[Data entries]
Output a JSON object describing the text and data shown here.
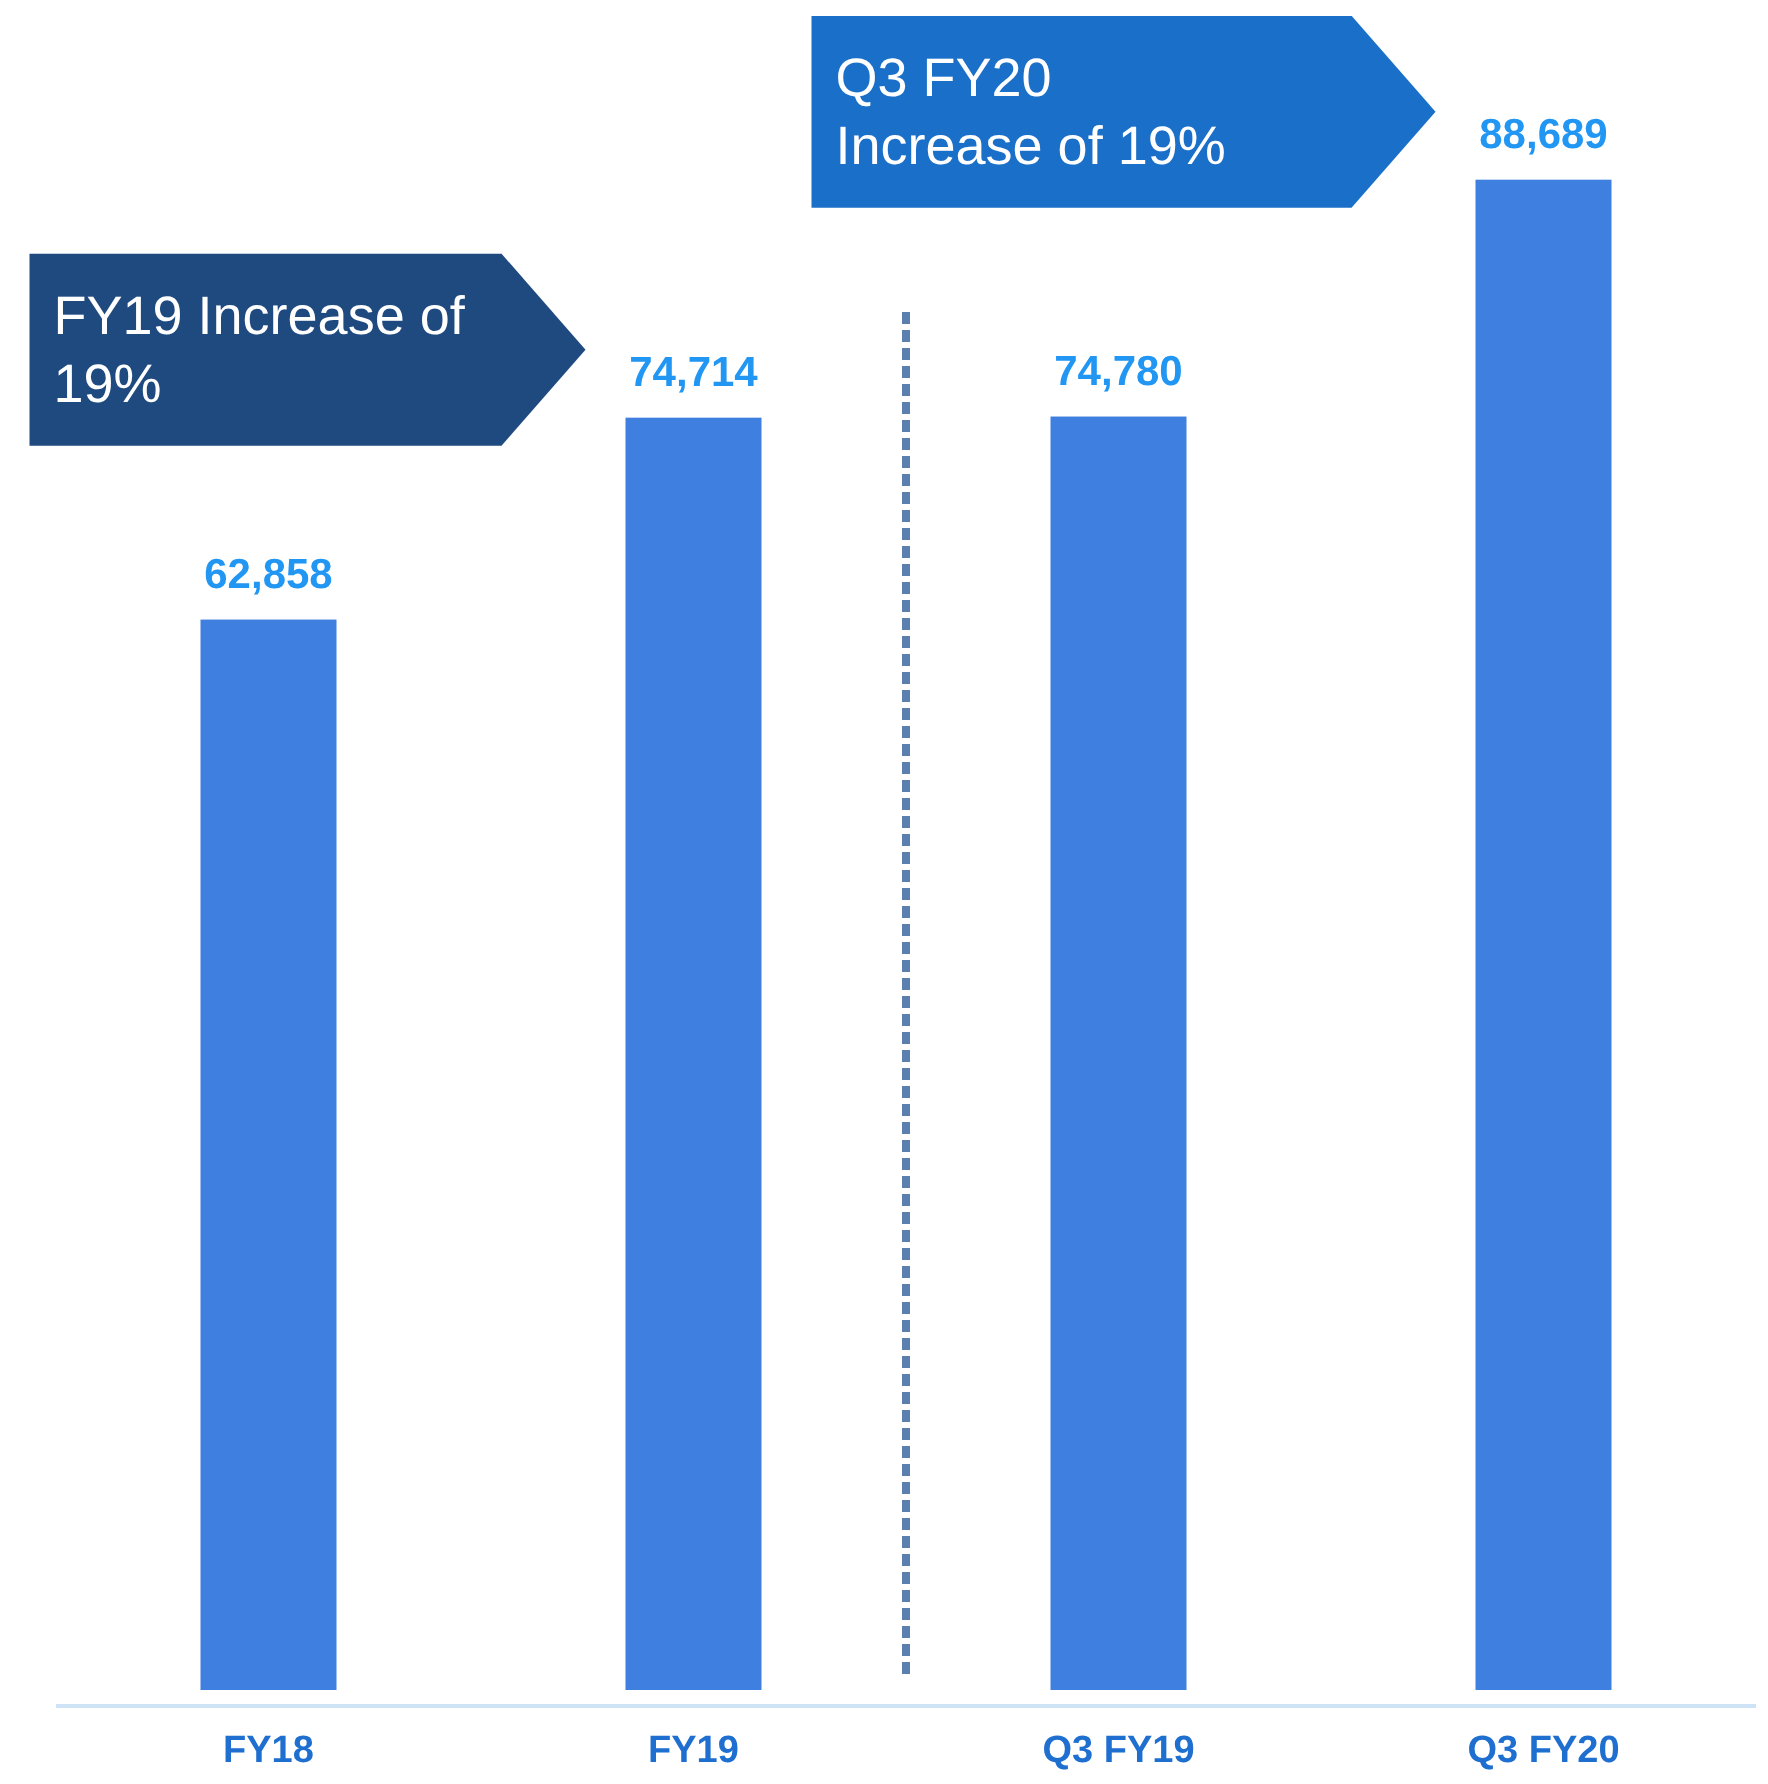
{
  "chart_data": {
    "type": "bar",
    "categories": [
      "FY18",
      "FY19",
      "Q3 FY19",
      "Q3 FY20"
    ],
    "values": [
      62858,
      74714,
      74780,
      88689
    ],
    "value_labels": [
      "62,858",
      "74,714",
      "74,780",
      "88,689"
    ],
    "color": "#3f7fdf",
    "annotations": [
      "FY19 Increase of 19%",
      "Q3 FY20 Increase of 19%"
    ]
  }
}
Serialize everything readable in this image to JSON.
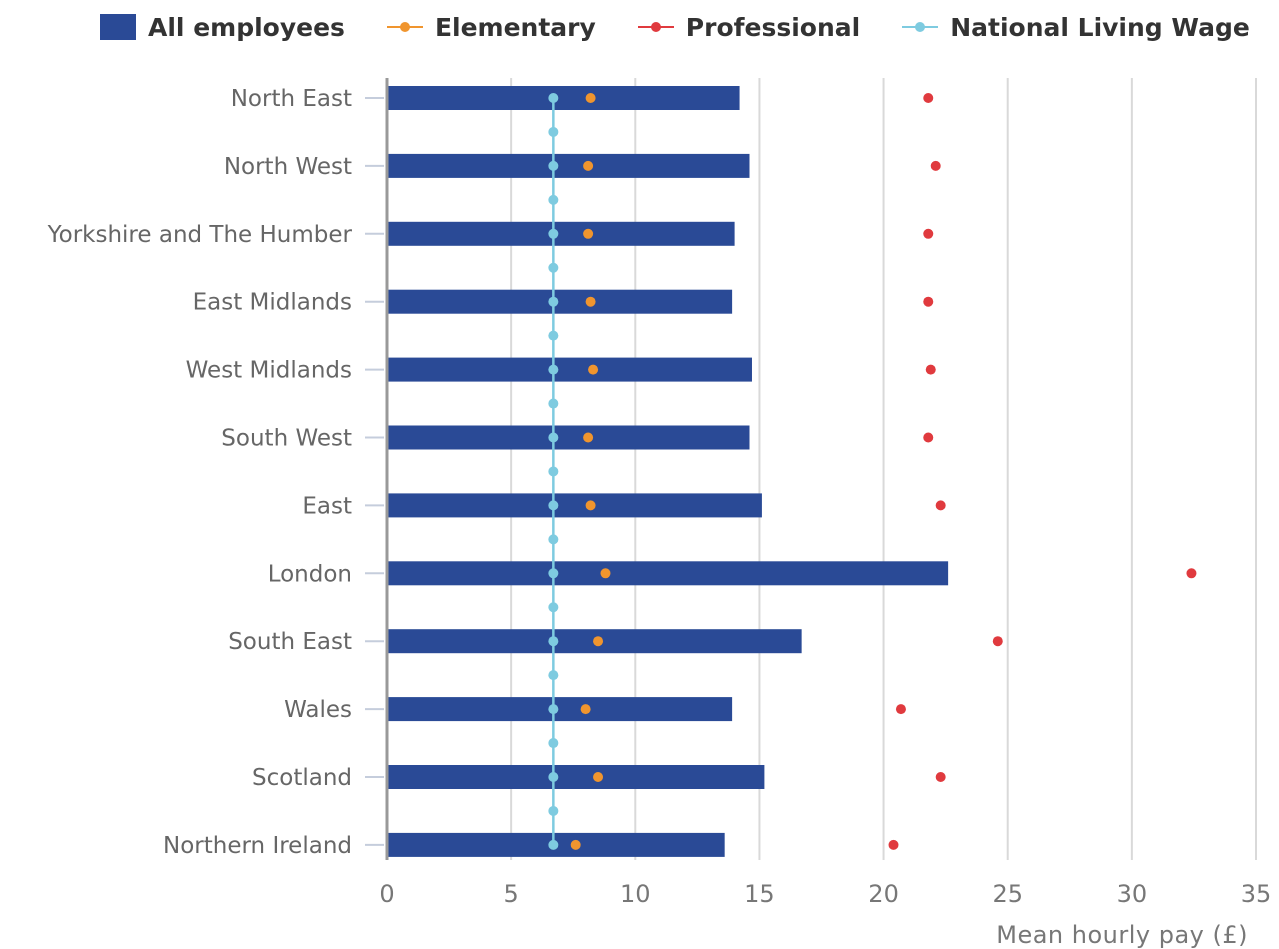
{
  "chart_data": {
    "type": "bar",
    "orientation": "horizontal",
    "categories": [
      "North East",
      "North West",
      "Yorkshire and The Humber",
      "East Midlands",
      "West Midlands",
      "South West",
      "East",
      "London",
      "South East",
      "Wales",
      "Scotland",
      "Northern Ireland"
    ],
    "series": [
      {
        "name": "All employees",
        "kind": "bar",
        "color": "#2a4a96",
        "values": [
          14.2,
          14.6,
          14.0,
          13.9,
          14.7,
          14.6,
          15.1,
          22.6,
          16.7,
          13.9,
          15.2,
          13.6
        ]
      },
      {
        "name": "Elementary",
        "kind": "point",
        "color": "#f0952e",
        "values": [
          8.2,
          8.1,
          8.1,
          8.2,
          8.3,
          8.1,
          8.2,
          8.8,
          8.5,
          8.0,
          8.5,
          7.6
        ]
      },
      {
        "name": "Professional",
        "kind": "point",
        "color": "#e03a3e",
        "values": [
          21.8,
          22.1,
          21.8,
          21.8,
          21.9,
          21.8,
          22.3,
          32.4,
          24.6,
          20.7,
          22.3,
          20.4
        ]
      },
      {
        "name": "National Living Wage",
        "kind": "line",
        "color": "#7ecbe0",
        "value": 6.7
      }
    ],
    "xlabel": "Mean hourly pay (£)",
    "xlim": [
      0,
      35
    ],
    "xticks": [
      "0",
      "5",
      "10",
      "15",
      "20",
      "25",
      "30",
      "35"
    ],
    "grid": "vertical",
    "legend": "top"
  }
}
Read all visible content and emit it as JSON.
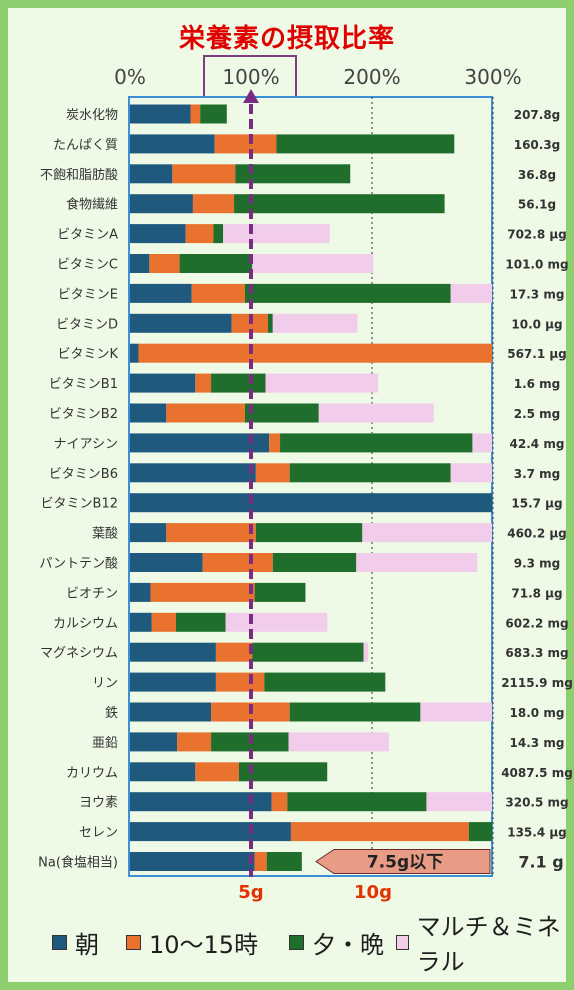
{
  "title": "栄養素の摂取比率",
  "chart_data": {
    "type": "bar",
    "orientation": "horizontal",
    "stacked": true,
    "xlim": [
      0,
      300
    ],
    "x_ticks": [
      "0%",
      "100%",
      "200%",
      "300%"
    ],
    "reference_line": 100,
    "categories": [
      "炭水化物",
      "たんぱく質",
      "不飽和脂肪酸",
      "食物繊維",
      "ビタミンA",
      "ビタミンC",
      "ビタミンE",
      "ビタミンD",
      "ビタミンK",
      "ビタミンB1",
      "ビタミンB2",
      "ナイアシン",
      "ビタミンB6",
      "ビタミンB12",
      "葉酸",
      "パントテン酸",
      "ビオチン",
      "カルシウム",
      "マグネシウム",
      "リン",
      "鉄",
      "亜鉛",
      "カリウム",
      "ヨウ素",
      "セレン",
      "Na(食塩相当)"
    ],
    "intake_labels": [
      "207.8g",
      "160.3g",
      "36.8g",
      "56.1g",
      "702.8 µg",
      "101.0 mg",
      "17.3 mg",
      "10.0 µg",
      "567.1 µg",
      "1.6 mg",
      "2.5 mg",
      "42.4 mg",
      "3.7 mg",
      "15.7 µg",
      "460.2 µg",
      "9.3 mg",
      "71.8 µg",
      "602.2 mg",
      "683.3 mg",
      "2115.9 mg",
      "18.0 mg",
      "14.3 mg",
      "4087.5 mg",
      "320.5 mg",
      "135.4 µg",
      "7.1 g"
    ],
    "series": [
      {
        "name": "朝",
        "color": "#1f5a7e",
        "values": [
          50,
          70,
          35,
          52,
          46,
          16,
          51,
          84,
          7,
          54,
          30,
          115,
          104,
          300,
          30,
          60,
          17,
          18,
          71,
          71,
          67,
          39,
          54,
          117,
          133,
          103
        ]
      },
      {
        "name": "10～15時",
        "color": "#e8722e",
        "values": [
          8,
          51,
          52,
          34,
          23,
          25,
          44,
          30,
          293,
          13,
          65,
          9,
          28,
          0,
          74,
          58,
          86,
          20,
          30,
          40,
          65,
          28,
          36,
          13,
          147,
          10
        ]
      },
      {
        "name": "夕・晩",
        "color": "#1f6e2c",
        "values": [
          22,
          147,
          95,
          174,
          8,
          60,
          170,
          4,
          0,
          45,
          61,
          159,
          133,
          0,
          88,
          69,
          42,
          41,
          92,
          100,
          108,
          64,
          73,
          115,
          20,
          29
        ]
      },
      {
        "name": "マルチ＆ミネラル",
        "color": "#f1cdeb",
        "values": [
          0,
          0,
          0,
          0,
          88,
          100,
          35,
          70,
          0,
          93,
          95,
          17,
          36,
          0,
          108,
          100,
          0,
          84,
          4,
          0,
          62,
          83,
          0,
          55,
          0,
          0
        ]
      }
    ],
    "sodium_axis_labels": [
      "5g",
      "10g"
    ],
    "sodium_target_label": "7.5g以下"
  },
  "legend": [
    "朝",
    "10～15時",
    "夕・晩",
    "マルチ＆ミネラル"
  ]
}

TASK TO COMPLETE » Look through the listing and extract every line with "West" in it.

SOLUTION »
      "North West",
      "West Midlands",
      "South West",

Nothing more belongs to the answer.